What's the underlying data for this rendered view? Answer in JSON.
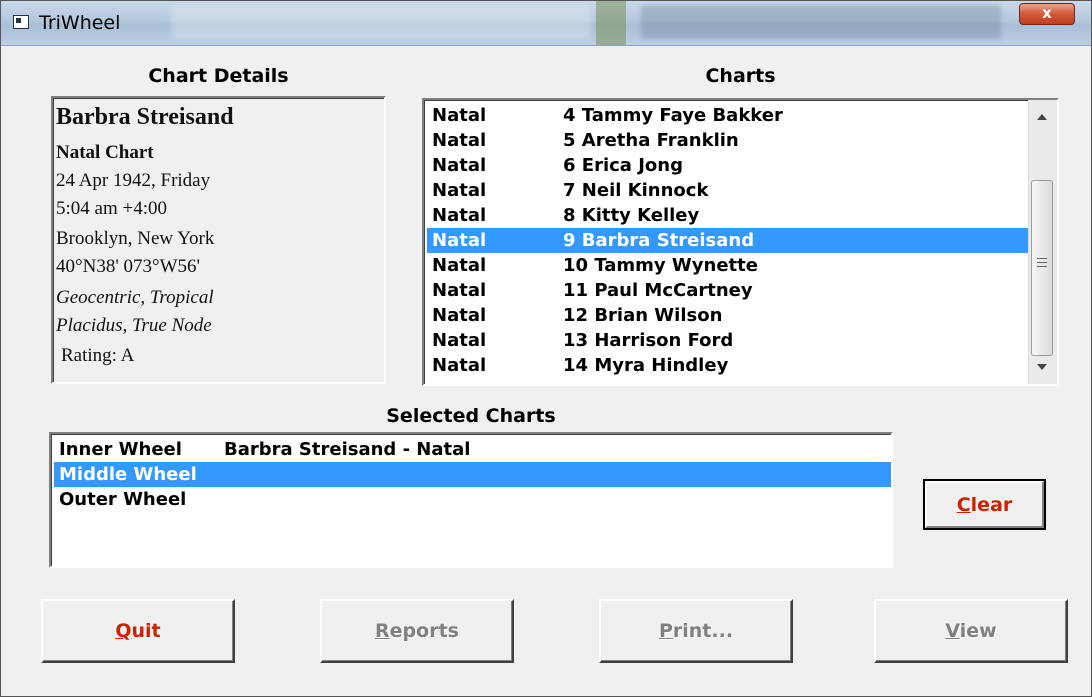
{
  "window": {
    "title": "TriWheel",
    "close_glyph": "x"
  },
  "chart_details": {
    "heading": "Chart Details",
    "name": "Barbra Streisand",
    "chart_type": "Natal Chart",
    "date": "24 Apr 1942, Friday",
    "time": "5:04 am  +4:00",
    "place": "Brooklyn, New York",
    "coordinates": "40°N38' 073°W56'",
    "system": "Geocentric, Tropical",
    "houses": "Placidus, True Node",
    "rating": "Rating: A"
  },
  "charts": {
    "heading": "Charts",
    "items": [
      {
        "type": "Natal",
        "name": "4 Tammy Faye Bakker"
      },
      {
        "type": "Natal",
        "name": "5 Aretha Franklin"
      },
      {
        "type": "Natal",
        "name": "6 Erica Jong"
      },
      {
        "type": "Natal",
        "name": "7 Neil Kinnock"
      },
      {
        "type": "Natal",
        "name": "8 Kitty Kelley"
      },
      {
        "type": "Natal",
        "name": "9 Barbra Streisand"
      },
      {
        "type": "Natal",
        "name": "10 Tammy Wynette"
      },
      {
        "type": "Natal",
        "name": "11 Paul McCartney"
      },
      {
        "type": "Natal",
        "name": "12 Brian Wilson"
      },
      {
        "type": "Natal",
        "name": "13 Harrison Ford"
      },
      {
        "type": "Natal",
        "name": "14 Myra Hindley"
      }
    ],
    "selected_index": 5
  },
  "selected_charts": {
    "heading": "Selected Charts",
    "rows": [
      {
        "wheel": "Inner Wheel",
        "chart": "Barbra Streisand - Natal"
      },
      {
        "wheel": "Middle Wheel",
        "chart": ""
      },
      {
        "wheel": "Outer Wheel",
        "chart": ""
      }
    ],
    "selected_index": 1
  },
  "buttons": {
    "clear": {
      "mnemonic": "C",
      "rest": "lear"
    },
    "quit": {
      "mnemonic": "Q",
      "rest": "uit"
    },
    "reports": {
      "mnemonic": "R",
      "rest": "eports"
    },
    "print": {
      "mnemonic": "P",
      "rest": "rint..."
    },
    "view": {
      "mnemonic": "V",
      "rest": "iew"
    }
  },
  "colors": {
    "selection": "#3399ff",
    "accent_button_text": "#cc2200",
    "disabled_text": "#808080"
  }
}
^^^^
[PROBLEM TO WORK ON]
The records above must be echoed exactly, minus their pictures.

[PROBLEM SOLUTION]
What's the underlying data for this rendered view? Answer in JSON.
{
  "window": {
    "title": "TriWheel",
    "close_glyph": "x"
  },
  "chart_details": {
    "heading": "Chart Details",
    "name": "Barbra Streisand",
    "chart_type": "Natal Chart",
    "date": "24 Apr 1942, Friday",
    "time": "5:04 am  +4:00",
    "place": "Brooklyn, New York",
    "coordinates": "40°N38' 073°W56'",
    "system": "Geocentric, Tropical",
    "houses": "Placidus, True Node",
    "rating": "Rating: A"
  },
  "charts": {
    "heading": "Charts",
    "items": [
      {
        "type": "Natal",
        "name": "4 Tammy Faye Bakker"
      },
      {
        "type": "Natal",
        "name": "5 Aretha Franklin"
      },
      {
        "type": "Natal",
        "name": "6 Erica Jong"
      },
      {
        "type": "Natal",
        "name": "7 Neil Kinnock"
      },
      {
        "type": "Natal",
        "name": "8 Kitty Kelley"
      },
      {
        "type": "Natal",
        "name": "9 Barbra Streisand"
      },
      {
        "type": "Natal",
        "name": "10 Tammy Wynette"
      },
      {
        "type": "Natal",
        "name": "11 Paul McCartney"
      },
      {
        "type": "Natal",
        "name": "12 Brian Wilson"
      },
      {
        "type": "Natal",
        "name": "13 Harrison Ford"
      },
      {
        "type": "Natal",
        "name": "14 Myra Hindley"
      }
    ],
    "selected_index": 5
  },
  "selected_charts": {
    "heading": "Selected Charts",
    "rows": [
      {
        "wheel": "Inner Wheel",
        "chart": "Barbra Streisand - Natal"
      },
      {
        "wheel": "Middle Wheel",
        "chart": ""
      },
      {
        "wheel": "Outer Wheel",
        "chart": ""
      }
    ],
    "selected_index": 1
  },
  "buttons": {
    "clear": {
      "mnemonic": "C",
      "rest": "lear"
    },
    "quit": {
      "mnemonic": "Q",
      "rest": "uit"
    },
    "reports": {
      "mnemonic": "R",
      "rest": "eports"
    },
    "print": {
      "mnemonic": "P",
      "rest": "rint..."
    },
    "view": {
      "mnemonic": "V",
      "rest": "iew"
    }
  },
  "colors": {
    "selection": "#3399ff",
    "accent_button_text": "#cc2200",
    "disabled_text": "#808080"
  }
}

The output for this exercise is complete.